--- start of Dataset extract ---

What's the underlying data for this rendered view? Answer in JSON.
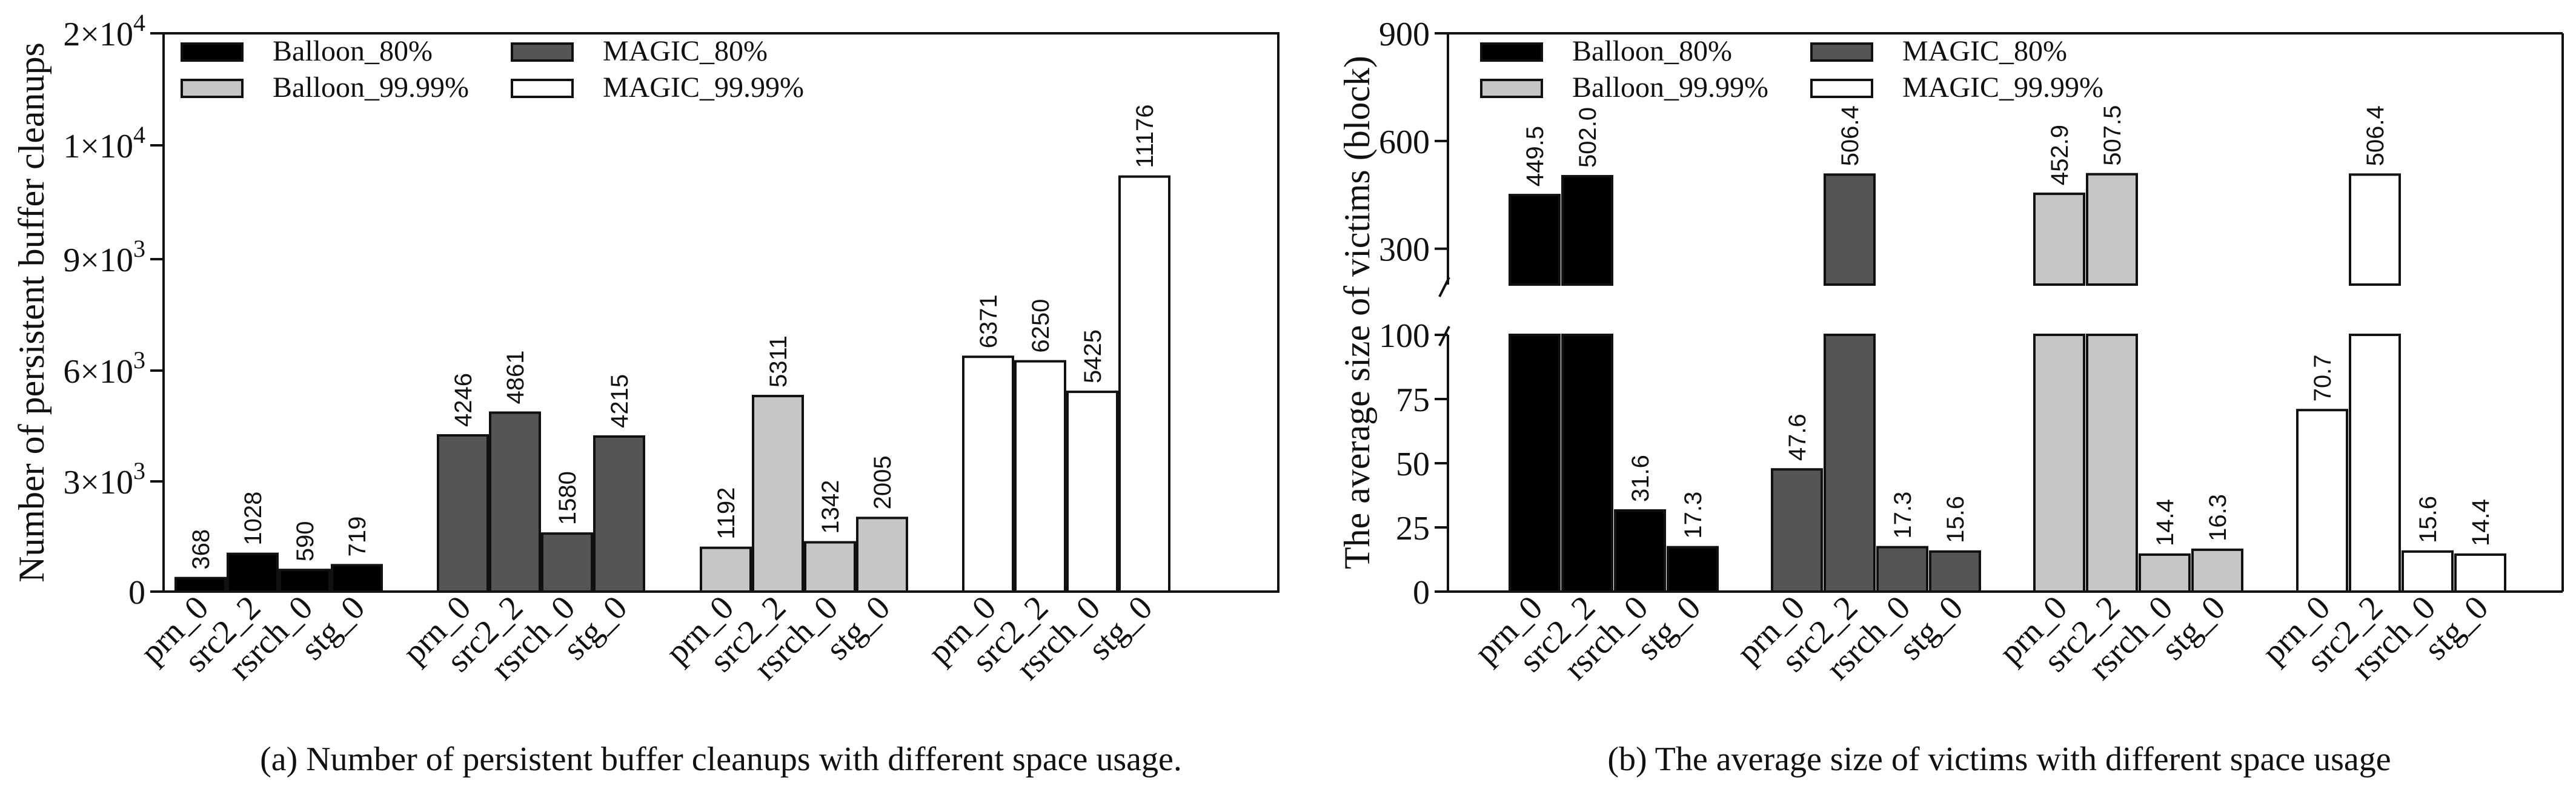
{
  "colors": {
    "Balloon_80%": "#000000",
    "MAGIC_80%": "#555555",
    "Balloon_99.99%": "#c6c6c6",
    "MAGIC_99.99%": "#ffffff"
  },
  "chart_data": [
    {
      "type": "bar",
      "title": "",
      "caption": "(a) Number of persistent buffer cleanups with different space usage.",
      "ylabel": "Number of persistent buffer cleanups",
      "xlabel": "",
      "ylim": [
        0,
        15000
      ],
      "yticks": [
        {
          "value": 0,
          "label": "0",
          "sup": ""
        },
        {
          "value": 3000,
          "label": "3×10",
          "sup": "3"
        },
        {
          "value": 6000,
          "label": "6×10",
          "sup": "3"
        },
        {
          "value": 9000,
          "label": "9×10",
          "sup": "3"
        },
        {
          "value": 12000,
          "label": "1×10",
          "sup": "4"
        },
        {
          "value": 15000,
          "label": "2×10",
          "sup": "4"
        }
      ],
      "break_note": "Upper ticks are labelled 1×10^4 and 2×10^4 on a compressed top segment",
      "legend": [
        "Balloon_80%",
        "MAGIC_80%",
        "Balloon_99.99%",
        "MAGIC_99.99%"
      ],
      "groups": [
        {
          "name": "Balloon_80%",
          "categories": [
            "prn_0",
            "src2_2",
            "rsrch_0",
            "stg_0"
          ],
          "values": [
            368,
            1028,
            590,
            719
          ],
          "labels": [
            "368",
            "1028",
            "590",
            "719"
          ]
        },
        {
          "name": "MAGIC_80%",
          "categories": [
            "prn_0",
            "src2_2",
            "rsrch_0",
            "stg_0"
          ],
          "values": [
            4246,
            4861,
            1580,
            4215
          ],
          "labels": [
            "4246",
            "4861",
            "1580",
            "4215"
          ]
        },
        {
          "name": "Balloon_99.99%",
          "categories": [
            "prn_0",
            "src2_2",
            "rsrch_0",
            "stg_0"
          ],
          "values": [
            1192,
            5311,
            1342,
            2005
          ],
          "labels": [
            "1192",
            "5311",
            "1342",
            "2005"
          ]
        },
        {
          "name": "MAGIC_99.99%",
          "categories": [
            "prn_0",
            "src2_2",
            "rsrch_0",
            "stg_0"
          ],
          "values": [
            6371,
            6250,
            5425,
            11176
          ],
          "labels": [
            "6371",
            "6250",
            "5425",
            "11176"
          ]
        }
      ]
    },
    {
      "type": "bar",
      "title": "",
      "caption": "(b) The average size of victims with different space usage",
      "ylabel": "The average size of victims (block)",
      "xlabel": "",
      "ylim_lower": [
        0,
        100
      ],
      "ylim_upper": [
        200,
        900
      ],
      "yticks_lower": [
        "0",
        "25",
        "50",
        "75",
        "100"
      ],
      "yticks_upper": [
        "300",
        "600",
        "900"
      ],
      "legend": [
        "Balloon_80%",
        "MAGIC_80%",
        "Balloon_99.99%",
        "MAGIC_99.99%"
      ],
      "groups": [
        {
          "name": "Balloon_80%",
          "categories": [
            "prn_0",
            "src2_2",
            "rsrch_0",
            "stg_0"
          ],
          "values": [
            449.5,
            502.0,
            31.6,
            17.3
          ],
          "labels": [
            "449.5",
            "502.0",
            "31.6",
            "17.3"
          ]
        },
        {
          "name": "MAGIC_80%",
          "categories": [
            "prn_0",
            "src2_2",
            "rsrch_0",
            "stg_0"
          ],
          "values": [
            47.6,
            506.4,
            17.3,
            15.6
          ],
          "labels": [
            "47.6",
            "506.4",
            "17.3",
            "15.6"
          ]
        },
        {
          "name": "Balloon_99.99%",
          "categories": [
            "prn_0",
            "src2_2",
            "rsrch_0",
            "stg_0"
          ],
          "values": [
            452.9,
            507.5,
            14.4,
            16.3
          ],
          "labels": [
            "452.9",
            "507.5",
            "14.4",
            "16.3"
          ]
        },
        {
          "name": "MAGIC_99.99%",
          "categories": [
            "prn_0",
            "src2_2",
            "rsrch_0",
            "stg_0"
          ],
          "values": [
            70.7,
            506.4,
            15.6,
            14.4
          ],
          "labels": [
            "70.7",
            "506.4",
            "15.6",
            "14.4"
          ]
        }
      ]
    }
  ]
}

--- end of Dataset extract ---
--- start of Dataset extract ---

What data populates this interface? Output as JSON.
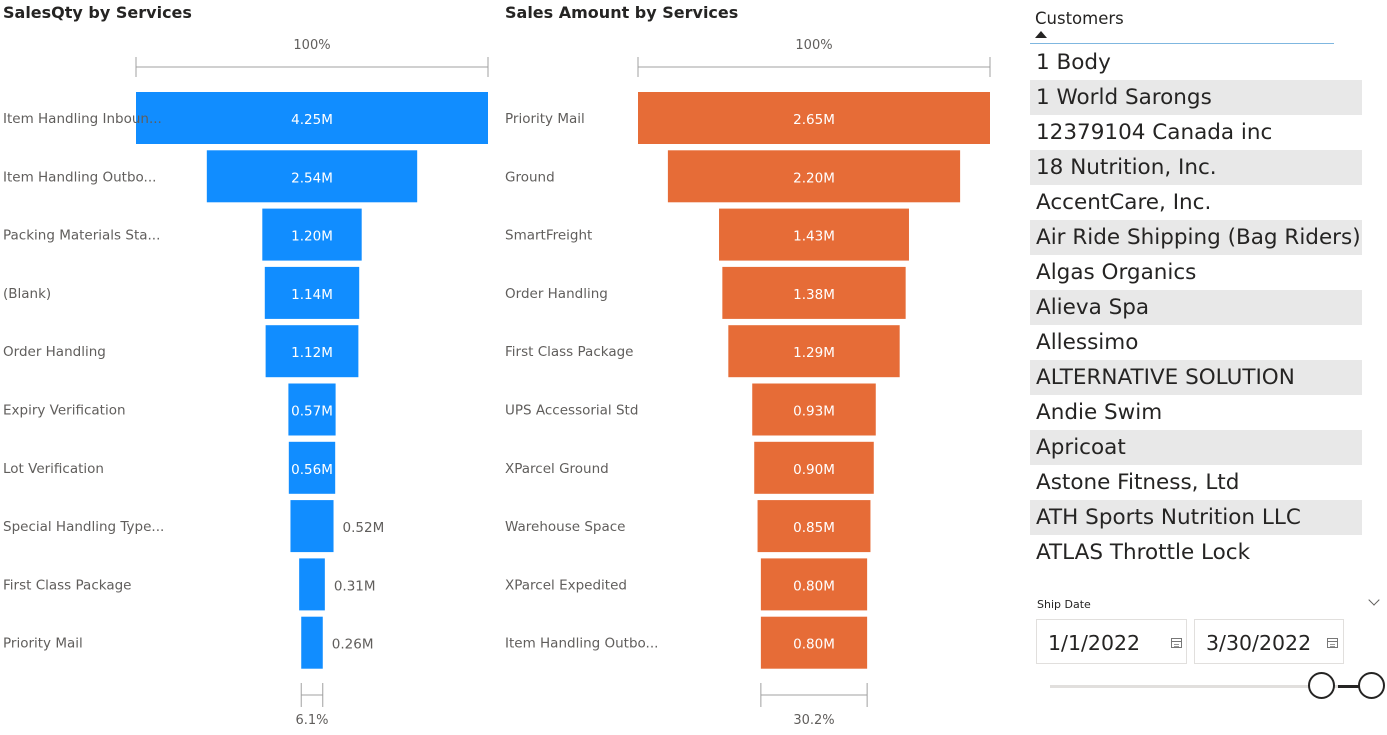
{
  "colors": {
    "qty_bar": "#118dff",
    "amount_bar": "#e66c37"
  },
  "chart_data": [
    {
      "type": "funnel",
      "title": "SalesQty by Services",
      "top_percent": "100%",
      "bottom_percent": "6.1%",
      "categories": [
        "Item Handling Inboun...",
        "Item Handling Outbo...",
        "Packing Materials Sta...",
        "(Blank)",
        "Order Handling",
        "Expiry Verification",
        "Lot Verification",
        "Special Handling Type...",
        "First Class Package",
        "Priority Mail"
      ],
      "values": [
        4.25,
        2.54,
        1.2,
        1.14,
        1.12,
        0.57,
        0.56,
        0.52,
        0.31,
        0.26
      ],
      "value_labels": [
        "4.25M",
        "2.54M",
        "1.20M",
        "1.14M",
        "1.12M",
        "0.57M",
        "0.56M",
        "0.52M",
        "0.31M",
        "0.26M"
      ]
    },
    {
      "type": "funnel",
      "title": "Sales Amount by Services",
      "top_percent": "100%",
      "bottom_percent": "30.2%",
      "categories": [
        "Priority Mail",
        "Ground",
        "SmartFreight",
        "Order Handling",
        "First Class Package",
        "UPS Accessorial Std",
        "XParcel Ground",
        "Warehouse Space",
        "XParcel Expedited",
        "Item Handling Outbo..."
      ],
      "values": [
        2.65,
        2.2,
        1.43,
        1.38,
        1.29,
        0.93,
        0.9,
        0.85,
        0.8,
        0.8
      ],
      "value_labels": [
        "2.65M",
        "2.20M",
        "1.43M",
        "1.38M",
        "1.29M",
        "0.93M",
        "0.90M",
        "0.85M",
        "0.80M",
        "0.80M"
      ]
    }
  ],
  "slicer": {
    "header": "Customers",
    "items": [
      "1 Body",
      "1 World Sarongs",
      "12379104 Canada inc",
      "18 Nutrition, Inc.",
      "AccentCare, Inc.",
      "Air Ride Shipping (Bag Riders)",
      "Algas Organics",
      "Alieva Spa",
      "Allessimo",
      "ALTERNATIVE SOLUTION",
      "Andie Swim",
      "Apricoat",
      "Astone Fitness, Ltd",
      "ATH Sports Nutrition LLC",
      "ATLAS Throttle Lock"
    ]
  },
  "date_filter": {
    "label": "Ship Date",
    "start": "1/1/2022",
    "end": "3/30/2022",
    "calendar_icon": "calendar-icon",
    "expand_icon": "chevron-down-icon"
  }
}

--- end of Dataset extract ---

=== Short task ===
In the listing above, count each line that holds the string "average". Give the number only.

=== Full output ===
2